AIM |
Make an exact copy of the listing below.

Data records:
┌────────

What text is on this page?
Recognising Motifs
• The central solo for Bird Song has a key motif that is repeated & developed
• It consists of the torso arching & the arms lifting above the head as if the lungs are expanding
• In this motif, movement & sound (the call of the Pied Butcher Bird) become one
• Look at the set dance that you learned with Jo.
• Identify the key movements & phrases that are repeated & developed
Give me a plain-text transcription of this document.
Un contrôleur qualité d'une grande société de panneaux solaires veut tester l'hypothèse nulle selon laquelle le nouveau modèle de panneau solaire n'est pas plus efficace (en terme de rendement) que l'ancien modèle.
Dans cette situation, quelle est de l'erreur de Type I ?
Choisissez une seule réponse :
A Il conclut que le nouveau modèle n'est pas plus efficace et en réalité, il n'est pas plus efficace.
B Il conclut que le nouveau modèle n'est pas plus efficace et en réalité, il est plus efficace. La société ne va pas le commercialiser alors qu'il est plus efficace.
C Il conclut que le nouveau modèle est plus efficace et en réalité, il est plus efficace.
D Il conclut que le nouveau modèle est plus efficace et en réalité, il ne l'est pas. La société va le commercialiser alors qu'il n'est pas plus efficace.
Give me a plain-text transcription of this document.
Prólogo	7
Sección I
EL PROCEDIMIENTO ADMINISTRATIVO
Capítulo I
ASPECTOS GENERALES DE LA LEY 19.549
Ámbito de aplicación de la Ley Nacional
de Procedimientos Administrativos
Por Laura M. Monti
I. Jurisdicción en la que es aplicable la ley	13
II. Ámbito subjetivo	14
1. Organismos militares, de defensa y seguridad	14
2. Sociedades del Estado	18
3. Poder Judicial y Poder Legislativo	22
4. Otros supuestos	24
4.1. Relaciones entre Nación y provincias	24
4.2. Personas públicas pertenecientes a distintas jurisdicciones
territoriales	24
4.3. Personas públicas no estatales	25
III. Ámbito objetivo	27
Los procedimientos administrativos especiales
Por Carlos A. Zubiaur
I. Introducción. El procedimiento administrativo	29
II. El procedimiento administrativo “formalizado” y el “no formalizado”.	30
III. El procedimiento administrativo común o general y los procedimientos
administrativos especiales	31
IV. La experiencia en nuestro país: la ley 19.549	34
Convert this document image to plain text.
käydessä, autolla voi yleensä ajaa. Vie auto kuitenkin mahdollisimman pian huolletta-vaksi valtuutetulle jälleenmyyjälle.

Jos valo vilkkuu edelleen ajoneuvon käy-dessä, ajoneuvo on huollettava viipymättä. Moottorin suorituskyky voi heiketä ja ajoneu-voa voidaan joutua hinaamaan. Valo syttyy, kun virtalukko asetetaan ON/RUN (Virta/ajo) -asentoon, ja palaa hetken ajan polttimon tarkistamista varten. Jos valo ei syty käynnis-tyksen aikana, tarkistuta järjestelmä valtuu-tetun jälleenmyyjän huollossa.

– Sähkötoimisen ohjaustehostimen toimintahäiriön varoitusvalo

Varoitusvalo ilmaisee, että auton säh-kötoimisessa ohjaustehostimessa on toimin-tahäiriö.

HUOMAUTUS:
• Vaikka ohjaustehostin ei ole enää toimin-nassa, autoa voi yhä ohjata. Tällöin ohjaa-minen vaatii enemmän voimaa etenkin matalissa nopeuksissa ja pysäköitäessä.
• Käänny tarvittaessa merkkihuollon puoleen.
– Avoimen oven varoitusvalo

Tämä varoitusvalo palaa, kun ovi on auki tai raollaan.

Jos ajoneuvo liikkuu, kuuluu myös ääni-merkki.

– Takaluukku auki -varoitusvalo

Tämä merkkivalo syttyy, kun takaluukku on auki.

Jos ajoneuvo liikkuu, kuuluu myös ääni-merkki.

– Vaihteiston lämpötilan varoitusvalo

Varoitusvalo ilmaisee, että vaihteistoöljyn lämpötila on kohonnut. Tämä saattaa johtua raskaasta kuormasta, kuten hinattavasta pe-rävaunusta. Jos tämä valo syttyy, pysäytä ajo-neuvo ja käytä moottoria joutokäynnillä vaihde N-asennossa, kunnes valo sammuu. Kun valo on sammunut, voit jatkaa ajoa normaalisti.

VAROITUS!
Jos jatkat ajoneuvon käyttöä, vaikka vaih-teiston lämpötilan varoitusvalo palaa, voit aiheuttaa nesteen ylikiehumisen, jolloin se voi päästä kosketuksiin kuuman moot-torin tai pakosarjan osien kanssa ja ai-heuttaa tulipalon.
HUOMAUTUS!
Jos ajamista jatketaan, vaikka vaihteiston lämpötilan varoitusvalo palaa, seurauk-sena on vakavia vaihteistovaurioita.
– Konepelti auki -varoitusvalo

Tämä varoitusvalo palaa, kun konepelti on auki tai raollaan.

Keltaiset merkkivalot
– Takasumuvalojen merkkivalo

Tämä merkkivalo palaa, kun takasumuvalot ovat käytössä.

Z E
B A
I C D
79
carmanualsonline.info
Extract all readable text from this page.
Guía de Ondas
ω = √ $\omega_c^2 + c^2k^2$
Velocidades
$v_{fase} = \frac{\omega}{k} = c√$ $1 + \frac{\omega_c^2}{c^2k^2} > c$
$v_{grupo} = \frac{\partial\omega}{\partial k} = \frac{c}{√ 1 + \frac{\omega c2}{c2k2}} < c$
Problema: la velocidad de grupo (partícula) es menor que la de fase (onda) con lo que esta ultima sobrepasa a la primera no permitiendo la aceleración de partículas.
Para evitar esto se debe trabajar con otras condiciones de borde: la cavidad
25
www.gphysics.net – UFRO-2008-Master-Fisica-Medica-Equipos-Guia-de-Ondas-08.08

└────────

REPLY TO THE EXERCISE |
What text is on this page?
Recognising Motifs
• The central solo for Bird Song has a key motif that is repeated & developed
• It consists of the torso arching & the arms lifting above the head as if the lungs are expanding
• In this motif, movement & sound (the call of the Pied Butcher Bird) become one
• Look at the set dance that you learned with Jo.
• Identify the key movements & phrases that are repeated & developed
Give me a plain-text transcription of this document.
Un contrôleur qualité d'une grande société de panneaux solaires veut tester l'hypothèse nulle selon laquelle le nouveau modèle de panneau solaire n'est pas plus efficace (en terme de rendement) que l'ancien modèle.
Dans cette situation, quelle est de l'erreur de Type I ?
Choisissez une seule réponse :
A Il conclut que le nouveau modèle n'est pas plus efficace et en réalité, il n'est pas plus efficace.
B Il conclut que le nouveau modèle n'est pas plus efficace et en réalité, il est plus efficace. La société ne va pas le commercialiser alors qu'il est plus efficace.
C Il conclut que le nouveau modèle est plus efficace et en réalité, il est plus efficace.
D Il conclut que le nouveau modèle est plus efficace et en réalité, il ne l'est pas. La société va le commercialiser alors qu'il n'est pas plus efficace.
Give me a plain-text transcription of this document.
Prólogo	7
Sección I
EL PROCEDIMIENTO ADMINISTRATIVO
Capítulo I
ASPECTOS GENERALES DE LA LEY 19.549
Ámbito de aplicación de la Ley Nacional
de Procedimientos Administrativos
Por Laura M. Monti
I. Jurisdicción en la que es aplicable la ley	13
II. Ámbito subjetivo	14
1. Organismos militares, de defensa y seguridad	14
2. Sociedades del Estado	18
3. Poder Judicial y Poder Legislativo	22
4. Otros supuestos	24
4.1. Relaciones entre Nación y provincias	24
4.2. Personas públicas pertenecientes a distintas jurisdicciones
territoriales	24
4.3. Personas públicas no estatales	25
III. Ámbito objetivo	27
Los procedimientos administrativos especiales
Por Carlos A. Zubiaur
I. Introducción. El procedimiento administrativo	29
II. El procedimiento administrativo “formalizado” y el “no formalizado”.	30
III. El procedimiento administrativo común o general y los procedimientos
administrativos especiales	31
IV. La experiencia en nuestro país: la ley 19.549	34
Convert this document image to plain text.
käydessä, autolla voi yleensä ajaa. Vie auto kuitenkin mahdollisimman pian huolletta-vaksi valtuutetulle jälleenmyyjälle.

Jos valo vilkkuu edelleen ajoneuvon käy-dessä, ajoneuvo on huollettava viipymättä. Moottorin suorituskyky voi heiketä ja ajoneu-voa voidaan joutua hinaamaan. Valo syttyy, kun virtalukko asetetaan ON/RUN (Virta/ajo) -asentoon, ja palaa hetken ajan polttimon tarkistamista varten. Jos valo ei syty käynnis-tyksen aikana, tarkistuta järjestelmä valtuu-tetun jälleenmyyjän huollossa.

– Sähkötoimisen ohjaustehostimen toimintahäiriön varoitusvalo

Varoitusvalo ilmaisee, että auton säh-kötoimisessa ohjaustehostimessa on toimin-tahäiriö.

HUOMAUTUS:
• Vaikka ohjaustehostin ei ole enää toimin-nassa, autoa voi yhä ohjata. Tällöin ohjaa-minen vaatii enemmän voimaa etenkin matalissa nopeuksissa ja pysäköitäessä.
• Käänny tarvittaessa merkkihuollon puoleen.
– Avoimen oven varoitusvalo

Tämä varoitusvalo palaa, kun ovi on auki tai raollaan.

Jos ajoneuvo liikkuu, kuuluu myös ääni-merkki.

– Takaluukku auki -varoitusvalo

Tämä merkkivalo syttyy, kun takaluukku on auki.

Jos ajoneuvo liikkuu, kuuluu myös ääni-merkki.

– Vaihteiston lämpötilan varoitusvalo

Varoitusvalo ilmaisee, että vaihteistoöljyn lämpötila on kohonnut. Tämä saattaa johtua raskaasta kuormasta, kuten hinattavasta pe-rävaunusta. Jos tämä valo syttyy, pysäytä ajo-neuvo ja käytä moottoria joutokäynnillä vaihde N-asennossa, kunnes valo sammuu. Kun valo on sammunut, voit jatkaa ajoa normaalisti.

VAROITUS!
Jos jatkat ajoneuvon käyttöä, vaikka vaih-teiston lämpötilan varoitusvalo palaa, voit aiheuttaa nesteen ylikiehumisen, jolloin se voi päästä kosketuksiin kuuman moot-torin tai pakosarjan osien kanssa ja ai-heuttaa tulipalon.
HUOMAUTUS!
Jos ajamista jatketaan, vaikka vaihteiston lämpötilan varoitusvalo palaa, seurauk-sena on vakavia vaihteistovaurioita.
– Konepelti auki -varoitusvalo

Tämä varoitusvalo palaa, kun konepelti on auki tai raollaan.

Keltaiset merkkivalot
– Takasumuvalojen merkkivalo

Tämä merkkivalo palaa, kun takasumuvalot ovat käytössä.

Z E
B A
I C D
79
carmanualsonline.info
Extract all readable text from this page.
Guía de Ondas
ω = √ $\omega_c^2 + c^2k^2$
Velocidades
$v_{fase} = \frac{\omega}{k} = c√$ $1 + \frac{\omega_c^2}{c^2k^2} > c$
$v_{grupo} = \frac{\partial\omega}{\partial k} = \frac{c}{√ 1 + \frac{\omega c2}{c2k2}} < c$
Problema: la velocidad de grupo (partícula) es menor que la de fase (onda) con lo que esta ultima sobrepasa a la primera no permitiendo la aceleración de partículas.
Para evitar esto se debe trabajar con otras condiciones de borde: la cavidad
25
www.gphysics.net – UFRO-2008-Master-Fisica-Medica-Equipos-Guia-de-Ondas-08.08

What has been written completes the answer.